- **Exercise prompt**
Find each line with "text" and copy it.

- **Supplied information**
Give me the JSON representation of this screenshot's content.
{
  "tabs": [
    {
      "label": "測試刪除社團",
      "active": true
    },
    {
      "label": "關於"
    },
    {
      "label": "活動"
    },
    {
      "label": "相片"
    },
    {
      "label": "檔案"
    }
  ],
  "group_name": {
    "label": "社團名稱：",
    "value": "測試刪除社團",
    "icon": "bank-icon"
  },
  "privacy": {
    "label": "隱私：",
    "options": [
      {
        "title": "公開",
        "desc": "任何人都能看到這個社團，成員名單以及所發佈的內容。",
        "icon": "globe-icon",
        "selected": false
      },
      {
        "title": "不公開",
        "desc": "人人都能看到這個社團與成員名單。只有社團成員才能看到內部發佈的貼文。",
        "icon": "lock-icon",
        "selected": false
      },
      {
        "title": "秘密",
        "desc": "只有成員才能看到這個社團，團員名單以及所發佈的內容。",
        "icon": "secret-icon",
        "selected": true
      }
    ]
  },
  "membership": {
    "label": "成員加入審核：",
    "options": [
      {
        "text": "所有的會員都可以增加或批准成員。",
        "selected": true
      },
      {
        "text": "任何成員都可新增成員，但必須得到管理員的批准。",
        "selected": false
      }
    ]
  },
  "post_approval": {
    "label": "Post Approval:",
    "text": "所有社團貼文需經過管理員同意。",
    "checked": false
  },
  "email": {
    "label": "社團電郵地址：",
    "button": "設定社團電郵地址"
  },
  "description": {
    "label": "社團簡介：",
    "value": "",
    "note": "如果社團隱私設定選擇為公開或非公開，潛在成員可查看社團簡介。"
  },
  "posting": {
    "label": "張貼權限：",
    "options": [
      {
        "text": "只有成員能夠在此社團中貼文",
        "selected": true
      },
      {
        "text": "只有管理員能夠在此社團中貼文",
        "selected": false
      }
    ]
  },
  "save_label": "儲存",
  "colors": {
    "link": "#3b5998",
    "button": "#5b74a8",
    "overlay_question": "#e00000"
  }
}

- **Solved problem**
        "text": "所有的會員都可以增加或批准成員。",
        "text": "任何成員都可新增成員，但必須得到管理員的批准。",
    "text": "所有社團貼文需經過管理員同意。",
        "text": "只有成員能夠在此社團中貼文",
        "text": "只有管理員能夠在此社團中貼文",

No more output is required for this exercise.